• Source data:
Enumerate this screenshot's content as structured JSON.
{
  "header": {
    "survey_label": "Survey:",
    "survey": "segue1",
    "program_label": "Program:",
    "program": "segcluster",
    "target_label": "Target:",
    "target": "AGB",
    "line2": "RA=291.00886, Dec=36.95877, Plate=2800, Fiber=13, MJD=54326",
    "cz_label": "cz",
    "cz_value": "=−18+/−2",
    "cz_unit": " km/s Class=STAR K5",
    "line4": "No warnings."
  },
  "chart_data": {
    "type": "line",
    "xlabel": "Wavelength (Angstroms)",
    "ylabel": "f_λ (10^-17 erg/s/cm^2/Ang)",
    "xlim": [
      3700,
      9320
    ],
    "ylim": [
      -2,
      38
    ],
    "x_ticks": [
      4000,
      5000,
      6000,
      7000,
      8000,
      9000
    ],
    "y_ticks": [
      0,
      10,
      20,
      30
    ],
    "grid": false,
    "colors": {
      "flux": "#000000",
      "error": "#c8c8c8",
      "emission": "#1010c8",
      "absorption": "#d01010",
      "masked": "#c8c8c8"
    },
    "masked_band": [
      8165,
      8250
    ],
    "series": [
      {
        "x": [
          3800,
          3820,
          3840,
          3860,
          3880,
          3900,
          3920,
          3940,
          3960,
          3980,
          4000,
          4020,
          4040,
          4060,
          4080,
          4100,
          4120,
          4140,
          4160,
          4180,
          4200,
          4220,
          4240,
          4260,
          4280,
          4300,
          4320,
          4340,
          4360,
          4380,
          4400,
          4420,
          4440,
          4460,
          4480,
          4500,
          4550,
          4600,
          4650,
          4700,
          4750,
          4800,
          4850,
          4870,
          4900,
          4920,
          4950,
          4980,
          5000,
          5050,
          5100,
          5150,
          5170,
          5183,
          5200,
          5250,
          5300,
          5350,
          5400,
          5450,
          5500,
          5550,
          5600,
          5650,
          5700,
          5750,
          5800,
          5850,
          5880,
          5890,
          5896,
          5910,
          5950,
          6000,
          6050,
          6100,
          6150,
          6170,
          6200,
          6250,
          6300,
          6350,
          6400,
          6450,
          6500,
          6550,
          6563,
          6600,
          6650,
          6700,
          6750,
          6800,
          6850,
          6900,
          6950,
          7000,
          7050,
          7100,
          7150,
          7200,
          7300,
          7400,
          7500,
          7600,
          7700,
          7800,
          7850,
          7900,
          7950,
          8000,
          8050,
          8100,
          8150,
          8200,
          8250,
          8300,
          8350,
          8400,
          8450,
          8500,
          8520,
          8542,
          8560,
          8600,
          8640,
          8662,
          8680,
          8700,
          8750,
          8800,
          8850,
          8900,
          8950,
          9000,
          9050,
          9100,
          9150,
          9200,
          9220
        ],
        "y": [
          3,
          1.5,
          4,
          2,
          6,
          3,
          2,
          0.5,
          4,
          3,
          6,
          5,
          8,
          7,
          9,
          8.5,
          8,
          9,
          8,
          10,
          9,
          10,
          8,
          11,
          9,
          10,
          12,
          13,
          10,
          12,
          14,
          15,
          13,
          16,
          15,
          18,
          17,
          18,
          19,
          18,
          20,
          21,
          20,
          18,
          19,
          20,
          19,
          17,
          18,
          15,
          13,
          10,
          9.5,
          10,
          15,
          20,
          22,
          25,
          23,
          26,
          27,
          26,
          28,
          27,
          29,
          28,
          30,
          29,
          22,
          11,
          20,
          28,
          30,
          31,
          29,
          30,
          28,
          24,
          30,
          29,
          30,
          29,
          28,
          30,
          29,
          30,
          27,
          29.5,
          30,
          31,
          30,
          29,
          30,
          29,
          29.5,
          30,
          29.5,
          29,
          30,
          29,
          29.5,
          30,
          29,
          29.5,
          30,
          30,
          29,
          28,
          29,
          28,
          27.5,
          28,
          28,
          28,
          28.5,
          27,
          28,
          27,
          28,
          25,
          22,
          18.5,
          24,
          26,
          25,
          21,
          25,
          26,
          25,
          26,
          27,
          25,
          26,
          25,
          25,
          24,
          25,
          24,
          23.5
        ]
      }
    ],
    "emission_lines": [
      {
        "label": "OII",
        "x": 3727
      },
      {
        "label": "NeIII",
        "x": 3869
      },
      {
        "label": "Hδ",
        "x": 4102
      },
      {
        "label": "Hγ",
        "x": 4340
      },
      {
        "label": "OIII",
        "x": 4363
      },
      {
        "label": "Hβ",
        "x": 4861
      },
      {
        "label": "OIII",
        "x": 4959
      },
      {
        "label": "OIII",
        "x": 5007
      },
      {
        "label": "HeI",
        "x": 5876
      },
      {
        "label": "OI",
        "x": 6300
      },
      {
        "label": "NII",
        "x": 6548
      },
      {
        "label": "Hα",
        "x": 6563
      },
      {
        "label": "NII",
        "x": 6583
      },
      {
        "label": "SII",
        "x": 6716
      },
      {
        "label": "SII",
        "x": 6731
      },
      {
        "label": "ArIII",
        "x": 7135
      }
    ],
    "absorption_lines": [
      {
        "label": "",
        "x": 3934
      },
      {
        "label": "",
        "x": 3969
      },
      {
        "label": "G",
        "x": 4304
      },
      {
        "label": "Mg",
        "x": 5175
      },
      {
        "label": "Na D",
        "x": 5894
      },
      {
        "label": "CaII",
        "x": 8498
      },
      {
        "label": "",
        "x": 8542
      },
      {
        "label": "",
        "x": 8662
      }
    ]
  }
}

• TASK REQUIREMENTS: Quote every entry exactly.

• TASK OUTPUT:
Enumerate this screenshot's content as structured JSON.
{
  "header": {
    "survey_label": "Survey:",
    "survey": "segue1",
    "program_label": "Program:",
    "program": "segcluster",
    "target_label": "Target:",
    "target": "AGB",
    "line2": "RA=291.00886, Dec=36.95877, Plate=2800, Fiber=13, MJD=54326",
    "cz_label": "cz",
    "cz_value": "=−18+/−2",
    "cz_unit": " km/s Class=STAR K5",
    "line4": "No warnings."
  },
  "chart_data": {
    "type": "line",
    "xlabel": "Wavelength (Angstroms)",
    "ylabel": "f_λ (10^-17 erg/s/cm^2/Ang)",
    "xlim": [
      3700,
      9320
    ],
    "ylim": [
      -2,
      38
    ],
    "x_ticks": [
      4000,
      5000,
      6000,
      7000,
      8000,
      9000
    ],
    "y_ticks": [
      0,
      10,
      20,
      30
    ],
    "grid": false,
    "colors": {
      "flux": "#000000",
      "error": "#c8c8c8",
      "emission": "#1010c8",
      "absorption": "#d01010",
      "masked": "#c8c8c8"
    },
    "masked_band": [
      8165,
      8250
    ],
    "series": [
      {
        "x": [
          3800,
          3820,
          3840,
          3860,
          3880,
          3900,
          3920,
          3940,
          3960,
          3980,
          4000,
          4020,
          4040,
          4060,
          4080,
          4100,
          4120,
          4140,
          4160,
          4180,
          4200,
          4220,
          4240,
          4260,
          4280,
          4300,
          4320,
          4340,
          4360,
          4380,
          4400,
          4420,
          4440,
          4460,
          4480,
          4500,
          4550,
          4600,
          4650,
          4700,
          4750,
          4800,
          4850,
          4870,
          4900,
          4920,
          4950,
          4980,
          5000,
          5050,
          5100,
          5150,
          5170,
          5183,
          5200,
          5250,
          5300,
          5350,
          5400,
          5450,
          5500,
          5550,
          5600,
          5650,
          5700,
          5750,
          5800,
          5850,
          5880,
          5890,
          5896,
          5910,
          5950,
          6000,
          6050,
          6100,
          6150,
          6170,
          6200,
          6250,
          6300,
          6350,
          6400,
          6450,
          6500,
          6550,
          6563,
          6600,
          6650,
          6700,
          6750,
          6800,
          6850,
          6900,
          6950,
          7000,
          7050,
          7100,
          7150,
          7200,
          7300,
          7400,
          7500,
          7600,
          7700,
          7800,
          7850,
          7900,
          7950,
          8000,
          8050,
          8100,
          8150,
          8200,
          8250,
          8300,
          8350,
          8400,
          8450,
          8500,
          8520,
          8542,
          8560,
          8600,
          8640,
          8662,
          8680,
          8700,
          8750,
          8800,
          8850,
          8900,
          8950,
          9000,
          9050,
          9100,
          9150,
          9200,
          9220
        ],
        "y": [
          3,
          1.5,
          4,
          2,
          6,
          3,
          2,
          0.5,
          4,
          3,
          6,
          5,
          8,
          7,
          9,
          8.5,
          8,
          9,
          8,
          10,
          9,
          10,
          8,
          11,
          9,
          10,
          12,
          13,
          10,
          12,
          14,
          15,
          13,
          16,
          15,
          18,
          17,
          18,
          19,
          18,
          20,
          21,
          20,
          18,
          19,
          20,
          19,
          17,
          18,
          15,
          13,
          10,
          9.5,
          10,
          15,
          20,
          22,
          25,
          23,
          26,
          27,
          26,
          28,
          27,
          29,
          28,
          30,
          29,
          22,
          11,
          20,
          28,
          30,
          31,
          29,
          30,
          28,
          24,
          30,
          29,
          30,
          29,
          28,
          30,
          29,
          30,
          27,
          29.5,
          30,
          31,
          30,
          29,
          30,
          29,
          29.5,
          30,
          29.5,
          29,
          30,
          29,
          29.5,
          30,
          29,
          29.5,
          30,
          30,
          29,
          28,
          29,
          28,
          27.5,
          28,
          28,
          28,
          28.5,
          27,
          28,
          27,
          28,
          25,
          22,
          18.5,
          24,
          26,
          25,
          21,
          25,
          26,
          25,
          26,
          27,
          25,
          26,
          25,
          25,
          24,
          25,
          24,
          23.5
        ]
      }
    ],
    "emission_lines": [
      {
        "label": "OII",
        "x": 3727
      },
      {
        "label": "NeIII",
        "x": 3869
      },
      {
        "label": "Hδ",
        "x": 4102
      },
      {
        "label": "Hγ",
        "x": 4340
      },
      {
        "label": "OIII",
        "x": 4363
      },
      {
        "label": "Hβ",
        "x": 4861
      },
      {
        "label": "OIII",
        "x": 4959
      },
      {
        "label": "OIII",
        "x": 5007
      },
      {
        "label": "HeI",
        "x": 5876
      },
      {
        "label": "OI",
        "x": 6300
      },
      {
        "label": "NII",
        "x": 6548
      },
      {
        "label": "Hα",
        "x": 6563
      },
      {
        "label": "NII",
        "x": 6583
      },
      {
        "label": "SII",
        "x": 6716
      },
      {
        "label": "SII",
        "x": 6731
      },
      {
        "label": "ArIII",
        "x": 7135
      }
    ],
    "absorption_lines": [
      {
        "label": "",
        "x": 3934
      },
      {
        "label": "",
        "x": 3969
      },
      {
        "label": "G",
        "x": 4304
      },
      {
        "label": "Mg",
        "x": 5175
      },
      {
        "label": "Na D",
        "x": 5894
      },
      {
        "label": "CaII",
        "x": 8498
      },
      {
        "label": "",
        "x": 8542
      },
      {
        "label": "",
        "x": 8662
      }
    ]
  }
}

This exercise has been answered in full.